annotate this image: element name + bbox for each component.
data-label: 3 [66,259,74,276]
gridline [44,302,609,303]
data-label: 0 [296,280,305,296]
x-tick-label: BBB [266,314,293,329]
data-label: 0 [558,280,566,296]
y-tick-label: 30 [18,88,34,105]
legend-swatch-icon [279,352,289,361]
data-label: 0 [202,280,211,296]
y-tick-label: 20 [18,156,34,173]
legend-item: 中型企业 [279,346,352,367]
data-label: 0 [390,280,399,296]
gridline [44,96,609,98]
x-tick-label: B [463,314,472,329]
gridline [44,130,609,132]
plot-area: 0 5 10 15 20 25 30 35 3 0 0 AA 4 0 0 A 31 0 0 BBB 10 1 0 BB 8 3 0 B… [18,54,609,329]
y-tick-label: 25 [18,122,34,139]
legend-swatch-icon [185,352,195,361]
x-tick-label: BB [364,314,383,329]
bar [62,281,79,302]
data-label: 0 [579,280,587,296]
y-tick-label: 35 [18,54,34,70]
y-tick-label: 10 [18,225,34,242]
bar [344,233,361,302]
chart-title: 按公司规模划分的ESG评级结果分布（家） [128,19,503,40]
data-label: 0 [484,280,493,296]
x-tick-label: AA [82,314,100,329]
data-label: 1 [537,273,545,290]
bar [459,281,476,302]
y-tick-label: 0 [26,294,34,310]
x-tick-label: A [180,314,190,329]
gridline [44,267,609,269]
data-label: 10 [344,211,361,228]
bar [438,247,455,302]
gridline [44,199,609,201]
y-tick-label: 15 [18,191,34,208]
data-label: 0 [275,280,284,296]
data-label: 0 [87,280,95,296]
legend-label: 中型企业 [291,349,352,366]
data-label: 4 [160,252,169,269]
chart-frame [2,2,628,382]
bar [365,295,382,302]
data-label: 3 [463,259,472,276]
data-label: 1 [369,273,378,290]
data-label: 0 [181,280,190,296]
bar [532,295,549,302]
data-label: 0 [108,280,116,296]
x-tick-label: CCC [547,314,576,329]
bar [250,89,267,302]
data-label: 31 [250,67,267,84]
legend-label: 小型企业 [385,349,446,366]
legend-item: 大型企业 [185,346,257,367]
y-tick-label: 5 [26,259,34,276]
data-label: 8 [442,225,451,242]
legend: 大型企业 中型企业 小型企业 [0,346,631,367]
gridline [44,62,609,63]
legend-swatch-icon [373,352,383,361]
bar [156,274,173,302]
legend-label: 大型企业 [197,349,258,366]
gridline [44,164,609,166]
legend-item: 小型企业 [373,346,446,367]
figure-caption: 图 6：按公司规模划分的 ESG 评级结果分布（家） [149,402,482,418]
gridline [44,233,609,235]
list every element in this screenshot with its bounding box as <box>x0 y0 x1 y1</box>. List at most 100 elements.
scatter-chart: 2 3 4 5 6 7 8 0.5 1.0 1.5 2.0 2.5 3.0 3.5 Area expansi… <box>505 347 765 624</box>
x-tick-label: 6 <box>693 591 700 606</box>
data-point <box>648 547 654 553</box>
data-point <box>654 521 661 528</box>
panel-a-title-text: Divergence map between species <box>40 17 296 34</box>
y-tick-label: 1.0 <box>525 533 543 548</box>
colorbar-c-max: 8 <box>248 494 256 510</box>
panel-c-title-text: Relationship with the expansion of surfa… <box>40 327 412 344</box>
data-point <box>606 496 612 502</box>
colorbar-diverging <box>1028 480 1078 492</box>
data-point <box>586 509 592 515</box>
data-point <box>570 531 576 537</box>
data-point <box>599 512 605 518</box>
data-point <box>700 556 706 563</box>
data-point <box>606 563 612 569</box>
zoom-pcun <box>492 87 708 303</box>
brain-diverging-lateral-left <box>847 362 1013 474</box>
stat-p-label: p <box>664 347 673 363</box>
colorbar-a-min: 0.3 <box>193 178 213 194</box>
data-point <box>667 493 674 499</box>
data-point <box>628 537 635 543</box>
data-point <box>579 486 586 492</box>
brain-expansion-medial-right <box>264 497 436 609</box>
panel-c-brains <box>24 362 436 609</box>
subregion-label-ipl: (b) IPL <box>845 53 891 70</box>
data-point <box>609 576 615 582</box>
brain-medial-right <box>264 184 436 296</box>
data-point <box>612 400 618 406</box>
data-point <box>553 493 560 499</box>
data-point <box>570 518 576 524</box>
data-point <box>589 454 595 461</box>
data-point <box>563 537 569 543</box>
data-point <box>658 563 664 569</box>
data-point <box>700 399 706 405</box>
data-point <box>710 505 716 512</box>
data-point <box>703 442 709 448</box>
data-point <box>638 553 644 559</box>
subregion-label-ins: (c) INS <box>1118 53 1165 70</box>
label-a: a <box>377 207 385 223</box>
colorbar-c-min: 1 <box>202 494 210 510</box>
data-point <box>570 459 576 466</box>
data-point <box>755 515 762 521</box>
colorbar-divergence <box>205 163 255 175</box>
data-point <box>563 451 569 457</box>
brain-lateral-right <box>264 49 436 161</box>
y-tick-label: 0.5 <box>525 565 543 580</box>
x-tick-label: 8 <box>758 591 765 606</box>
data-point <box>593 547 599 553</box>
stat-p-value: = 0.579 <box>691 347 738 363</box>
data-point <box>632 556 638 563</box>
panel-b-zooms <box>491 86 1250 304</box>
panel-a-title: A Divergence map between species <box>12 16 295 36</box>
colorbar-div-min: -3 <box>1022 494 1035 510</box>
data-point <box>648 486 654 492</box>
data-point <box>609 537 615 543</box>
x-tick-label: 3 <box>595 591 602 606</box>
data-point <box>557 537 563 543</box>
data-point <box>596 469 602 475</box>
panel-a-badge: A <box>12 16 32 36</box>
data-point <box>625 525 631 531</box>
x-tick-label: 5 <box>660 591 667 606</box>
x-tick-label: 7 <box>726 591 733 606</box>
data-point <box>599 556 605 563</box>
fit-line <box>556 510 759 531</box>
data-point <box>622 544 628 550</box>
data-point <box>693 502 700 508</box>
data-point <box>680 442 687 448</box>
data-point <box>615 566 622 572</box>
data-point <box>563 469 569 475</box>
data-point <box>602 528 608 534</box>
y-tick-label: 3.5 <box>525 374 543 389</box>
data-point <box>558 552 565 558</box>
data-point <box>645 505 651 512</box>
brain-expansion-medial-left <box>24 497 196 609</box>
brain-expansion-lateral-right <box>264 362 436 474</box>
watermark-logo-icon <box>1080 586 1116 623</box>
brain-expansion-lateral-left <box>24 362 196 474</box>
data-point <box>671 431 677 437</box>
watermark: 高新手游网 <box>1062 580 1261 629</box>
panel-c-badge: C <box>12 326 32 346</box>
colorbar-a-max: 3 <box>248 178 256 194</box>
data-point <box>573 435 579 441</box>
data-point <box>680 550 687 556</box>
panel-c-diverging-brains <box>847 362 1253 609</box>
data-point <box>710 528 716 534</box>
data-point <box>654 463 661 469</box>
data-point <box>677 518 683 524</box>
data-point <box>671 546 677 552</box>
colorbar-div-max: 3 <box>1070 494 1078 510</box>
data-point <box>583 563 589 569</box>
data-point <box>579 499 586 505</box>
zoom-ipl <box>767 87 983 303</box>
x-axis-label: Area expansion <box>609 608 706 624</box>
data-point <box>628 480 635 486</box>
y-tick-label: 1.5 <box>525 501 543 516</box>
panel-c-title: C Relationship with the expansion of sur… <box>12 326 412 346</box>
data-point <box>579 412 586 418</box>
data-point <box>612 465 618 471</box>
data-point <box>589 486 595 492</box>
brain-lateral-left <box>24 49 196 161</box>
○ ○ ○
— Göreviniz —
Yukarıdaki öğelerin tüm satırlarını, boş olanları atlayarak, "Sıra" ve "Satır" sütunlarından oluşan bir Markdown tablosuna dönüştürün. Her satırı kendi sıra numarasıyla yazın.

— Çözüm aşağıda —
| Sıra | Satır |
|---|---|
| 1 | annotate this image: element name + bbox for each component. |
| 2 | data-label: 3 [66,259,74,276] |
| 3 | gridline [44,302,609,303] |
| 4 | data-label: 0 [296,280,305,296] |
| 5 | x-tick-label: BBB [266,314,293,329] |
| 6 | data-label: 0 [558,280,566,296] |
| 7 | y-tick-label: 30 [18,88,34,105] |
| 8 | legend-swatch-icon [279,352,289,361] |
| 9 | data-label: 0 [202,280,211,296] |
| 10 | y-tick-label: 20 [18,156,34,173] |
| 11 | legend-item: 中型企业 [279,346,352,367] |
| 12 | data-label: 0 [390,280,399,296] |
| 13 | gridline [44,96,609,98] |
| 14 | x-tick-label: B [463,314,472,329] |
| 15 | gridline [44,130,609,132] |
| 16 | plot-area: 0 5 10 15 20 25 30 35 3 0 0 AA 4 0 0 A 31 0 0 BBB 10 1 0 BB 8 3 0 B… [18,54,609,329] |
| 17 | y-tick-label: 25 [18,122,34,139] |
| 18 | legend-swatch-icon [185,352,195,361] |
| 19 | x-tick-label: BB [364,314,383,329] |
| 20 | bar [62,281,79,302] |
| 21 | data-label: 0 [579,280,587,296] |
| 22 | y-tick-label: 35 [18,54,34,70] |
| 23 | y-tick-label: 10 [18,225,34,242] |
| 24 | bar [344,233,361,302] |
| 25 | chart-title: 按公司规模划分的ESG评级结果分布（家） [128,19,503,40] |
| 26 | data-label: 0 [484,280,493,296] |
| 27 | x-tick-label: AA [82,314,100,329] |
| 28 | data-label: 1 [537,273,545,290] |
| 29 | bar [459,281,476,302] |
| 30 | y-tick-label: 0 [26,294,34,310] |
| 31 | x-tick-label: A [180,314,190,329] |
| 32 | gridline [44,267,609,269] |
| 33 | data-label: 10 [344,211,361,228] |
| 34 | bar [438,247,455,302] |
| 35 | gridline [44,199,609,201] |
| 36 | y-tick-label: 15 [18,191,34,208] |
| 37 | data-label: 0 [275,280,284,296] |
| 38 | data-label: 0 [87,280,95,296] |
| 39 | legend-label: 中型企业 [291,349,352,366] |
| 40 | data-label: 4 [160,252,169,269] |
| 41 | chart-frame [2,2,628,382] |
| 42 | bar [365,295,382,302] |
| 43 | data-label: 3 [463,259,472,276] |
| 44 | data-label: 1 [369,273,378,290] |
| 45 | data-label: 0 [181,280,190,296] |
| 46 | bar [532,295,549,302] |
| 47 | data-label: 0 [108,280,116,296] |
| 48 | x-tick-label: CCC [547,314,576,329] |
| 49 | bar [250,89,267,302] |
| 50 | data-label: 31 [250,67,267,84] |
| 51 | legend-label: 小型企业 [385,349,446,366] |
| 52 | legend-item: 大型企业 [185,346,257,367] |
| 53 | y-tick-label: 5 [26,259,34,276] |
| 54 | data-label: 8 [442,225,451,242] |
| 55 | legend: 大型企业 中型企业 小型企业 [0,346,631,367] |
| 56 | gridline [44,62,609,63] |
| 57 | legend-swatch-icon [373,352,383,361] |
| 58 | bar [156,274,173,302] |
| 59 | legend-label: 大型企业 [197,349,258,366] |
| 60 | gridline [44,164,609,166] |
| 61 | legend-item: 小型企业 [373,346,446,367] |
| 62 | figure-caption: 图 6：按公司规模划分的 ESG 评级结果分布（家） [149,402,482,418] |
| 63 | gridline [44,233,609,235] |
| 64 | list every element in this screenshot with its bounding box as <box>x0 y0 x1 y1</box>. List at most 100 elements. |
| 65 | scatter-chart: 2 3 4 5 6 7 8 0.5 1.0 1.5 2.0 2.5 3.0 3.5 Area expansi… <box>505 347 765 624</box> |
| 66 | x-tick-label: 6 <box>693 591 700 606</box> |
| 67 | data-point <box>648 547 654 553</box> |
| 68 | data-point <box>654 521 661 528</box> |
| 69 | panel-a-title-text: Divergence map between species <box>40 17 296 34</box> |
| 70 | y-tick-label: 1.0 <box>525 533 543 548</box> |
| 71 | colorbar-c-max: 8 <box>248 494 256 510</box> |
| 72 | panel-c-title-text: Relationship with the expansion of surfa… <box>40 327 412 344</box> |
| 73 | data-point <box>606 496 612 502</box> |
| 74 | colorbar-diverging <box>1028 480 1078 492</box> |
| 75 | data-point <box>586 509 592 515</box> |
| 76 | data-point <box>570 531 576 537</box> |
| 77 | data-point <box>599 512 605 518</box> |
| 78 | data-point <box>700 556 706 563</box> |
| 79 | data-point <box>606 563 612 569</box> |
| 80 | zoom-pcun <box>492 87 708 303</box> |
| 81 | brain-diverging-lateral-left <box>847 362 1013 474</box> |
| 82 | stat-p-label: p <box>664 347 673 363</box> |
| 83 | colorbar-a-min: 0.3 <box>193 178 213 194</box> |
| 84 | data-point <box>667 493 674 499</box> |
| 85 | data-point <box>628 537 635 543</box> |
| 86 | data-point <box>579 486 586 492</box> |
| 87 | brain-expansion-medial-right <box>264 497 436 609</box> |
| 88 | panel-c-brains <box>24 362 436 609</box> |
| 89 | subregion-label-ipl: (b) IPL <box>845 53 891 70</box> |
| 90 | data-point <box>609 576 615 582</box> |
| 91 | brain-medial-right <box>264 184 436 296</box> |
| 92 | data-point <box>612 400 618 406</box> |
| 93 | data-point <box>553 493 560 499</box> |
| 94 | data-point <box>570 518 576 524</box> |
| 95 | data-point <box>589 454 595 461</box> |
| 96 | data-point <box>563 537 569 543</box> |
| 97 | data-point <box>658 563 664 569</box> |
| 98 | data-point <box>700 399 706 405</box> |
| 99 | data-point <box>710 505 716 512</box> |
| 100 | data-point <box>703 442 709 448</box> |
| 101 | data-point <box>638 553 644 559</box> |
| 102 | subregion-label-ins: (c) INS <box>1118 53 1165 70</box> |
| 103 | label-a: a <box>377 207 385 223</box> |
| 104 | colorbar-c-min: 1 <box>202 494 210 510</box> |
| 105 | data-point <box>570 459 576 466</box> |
| 106 | data-point <box>755 515 762 521</box> |
| 107 | colorbar-divergence <box>205 163 255 175</box> |
| 108 | data-point <box>563 451 569 457</box> |
| 109 | brain-lateral-right <box>264 49 436 161</box> |
| 110 | y-tick-label: 0.5 <box>525 565 543 580</box> |
| 111 | x-tick-label: 8 <box>758 591 765 606</box> |
| 112 | data-point <box>593 547 599 553</box> |
| 113 | stat-p-value: = 0.579 <box>691 347 738 363</box> |
| 114 | data-point <box>632 556 638 563</box> |
| 115 | panel-b-zooms <box>491 86 1250 304</box> |
| 116 | panel-a-title: A Divergence map between species <box>12 16 295 36</box> |
| 117 | colorbar-div-min: -3 <box>1022 494 1035 510</box> |
| 118 | data-point <box>648 486 654 492</box> |
| 119 | data-point <box>609 537 615 543</box> |
| 120 | x-tick-label: 3 <box>595 591 602 606</box> |
| 121 | data-point <box>557 537 563 543</box> |
| 122 | data-point <box>596 469 602 475</box> |
| 123 | panel-a-badge: A <box>12 16 32 36</box> |
| 124 | data-point <box>625 525 631 531</box> |
| 125 | x-tick-label: 5 <box>660 591 667 606</box> |
| 126 | x-tick-label: 7 <box>726 591 733 606</box> |
| 127 | data-point <box>599 556 605 563</box> |
| 128 | fit-line <box>556 510 759 531</box> |
| 129 | data-point <box>622 544 628 550</box> |
| 130 | data-point <box>693 502 700 508</box> |
| 131 | data-point <box>680 442 687 448</box> |
| 132 | data-point <box>615 566 622 572</box> |
| 133 | data-point <box>563 469 569 475</box> |
| 134 | data-point <box>602 528 608 534</box> |
| 135 | y-tick-label: 3.5 <box>525 374 543 389</box> |
| 136 | data-point <box>558 552 565 558</box> |
| 137 | data-point <box>645 505 651 512</box> |
| 138 | brain-expansion-medial-left <box>24 497 196 609</box> |
| 139 | brain-expansion-lateral-right <box>264 362 436 474</box> |
| 140 | watermark-logo-icon <box>1080 586 1116 623</box> |
| 141 | brain-expansion-lateral-left <box>24 362 196 474</box> |
| 142 | data-point <box>671 431 677 437</box> |
| 143 | watermark: 高新手游网 <box>1062 580 1261 629</box> |
| 144 | panel-c-badge: C <box>12 326 32 346</box> |
| 145 | colorbar-a-max: 3 <box>248 178 256 194</box> |
| 146 | data-point <box>573 435 579 441</box> |
| 147 | data-point <box>680 550 687 556</box> |
| 148 | panel-c-diverging-brains <box>847 362 1253 609</box> |
| 149 | data-point <box>710 528 716 534</box> |
| 150 | data-point <box>654 463 661 469</box> |
| 151 | data-point <box>677 518 683 524</box> |
| 152 | data-point <box>671 546 677 552</box> |
| 153 | colorbar-div-max: 3 <box>1070 494 1078 510</box> |
| 154 | data-point <box>583 563 589 569</box> |
| 155 | data-point <box>579 499 586 505</box> |
| 156 | zoom-ipl <box>767 87 983 303</box> |
| 157 | x-axis-label: Area expansion <box>609 608 706 624</box> |
| 158 | data-point <box>628 480 635 486</box> |
| 159 | y-tick-label: 1.5 <box>525 501 543 516</box> |
| 160 | panel-c-title: C Relationship with the expansion of sur… <box>12 326 412 346</box> |
| 161 | data-point <box>579 412 586 418</box> |
| 162 | data-point <box>612 465 618 471</box> |
| 163 | data-point <box>589 486 595 492</box> |
| 164 | brain-lateral-left <box>24 49 196 161</box> |